====== Listing
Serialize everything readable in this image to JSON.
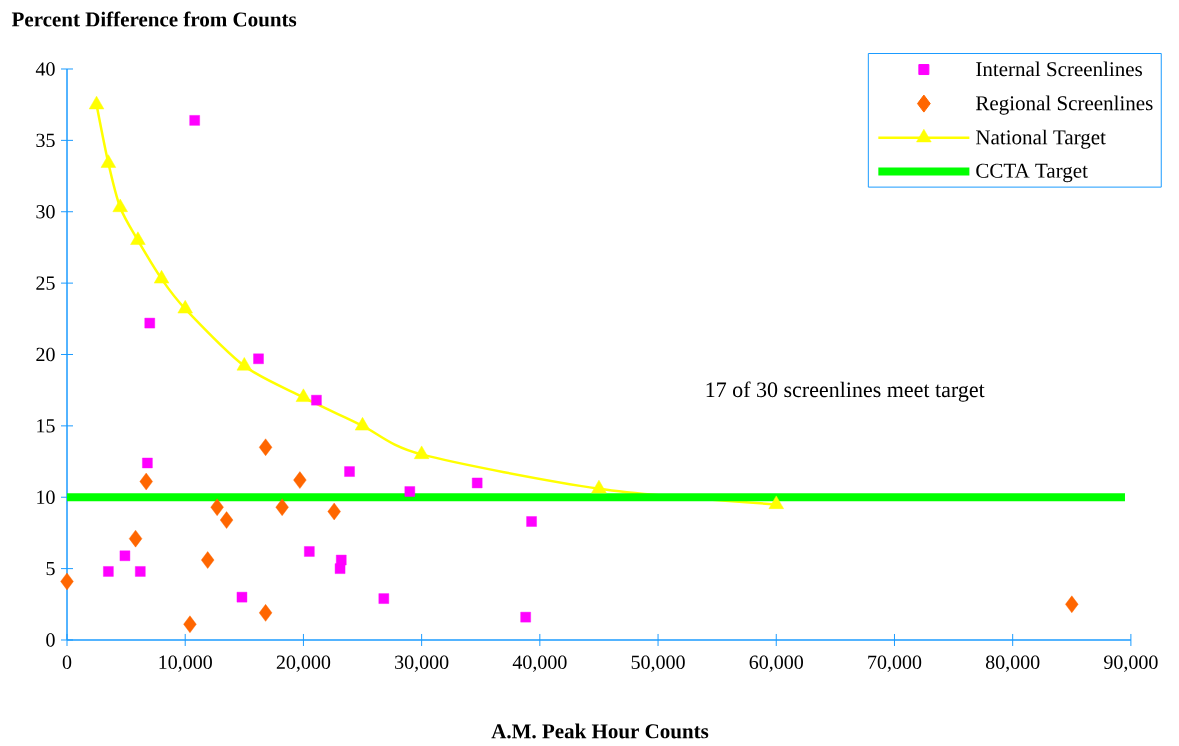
{
  "chart_data": {
    "type": "scatter",
    "ylabel": "Percent Difference from Counts",
    "xlabel": "A.M. Peak Hour Counts",
    "annotations": [
      "17 of 30 screenlines meet target"
    ],
    "xlim": [
      0,
      90000
    ],
    "ylim": [
      0,
      40
    ],
    "xticks": [
      0,
      {
        "value": 10000,
        "label": "10,000"
      },
      {
        "value": 20000,
        "label": "20,000"
      },
      {
        "value": 30000,
        "label": "30,000"
      },
      {
        "value": 40000,
        "label": "40,000"
      },
      {
        "value": 50000,
        "label": "50,000"
      },
      {
        "value": 60000,
        "label": "60,000"
      },
      {
        "value": 70000,
        "label": "70,000"
      },
      {
        "value": 80000,
        "label": "80,000"
      },
      {
        "value": 90000,
        "label": "90,000"
      }
    ],
    "yticks": [
      0,
      5,
      10,
      15,
      20,
      25,
      30,
      35,
      40
    ],
    "grid": false,
    "legend": "top right",
    "series": [
      {
        "name": "Internal Screenlines",
        "marker": "square",
        "color": "#ff00ff",
        "x": [
          3500,
          4900,
          6200,
          6800,
          7000,
          10800,
          14800,
          16200,
          20500,
          21100,
          23200,
          23100,
          23900,
          26800,
          29000,
          34700,
          38800,
          39300
        ],
        "values": [
          4.8,
          5.9,
          4.8,
          12.4,
          22.2,
          36.4,
          3.0,
          19.7,
          6.2,
          16.8,
          5.6,
          5.0,
          11.8,
          2.9,
          10.4,
          11.0,
          1.6,
          8.3
        ]
      },
      {
        "name": "Regional Screenlines",
        "marker": "diamond",
        "color": "#ff6600",
        "x": [
          0,
          5800,
          6700,
          10400,
          11900,
          12700,
          13500,
          16800,
          16800,
          18200,
          19700,
          22600,
          85000
        ],
        "values": [
          4.1,
          7.1,
          11.1,
          1.1,
          5.6,
          9.3,
          8.4,
          1.9,
          13.5,
          9.3,
          11.2,
          9.0,
          2.5
        ]
      },
      {
        "name": "National Target",
        "type": "line",
        "marker": "triangle",
        "color": "#ffff00",
        "x": [
          2500,
          3500,
          4500,
          6000,
          8000,
          10000,
          15000,
          20000,
          25000,
          30000,
          45000,
          60000
        ],
        "values": [
          37.5,
          33.4,
          30.3,
          28.0,
          25.3,
          23.2,
          19.2,
          17.0,
          15.0,
          13.0,
          10.6,
          9.5
        ]
      },
      {
        "name": "CCTA Target",
        "type": "line",
        "marker": "none",
        "color": "#00ff00",
        "x": [
          0,
          89500
        ],
        "values": [
          10,
          10
        ]
      }
    ]
  }
}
============
Task goal — Across the entries, how many lines contain "marker"? Reply with the number only.

Expected output — 4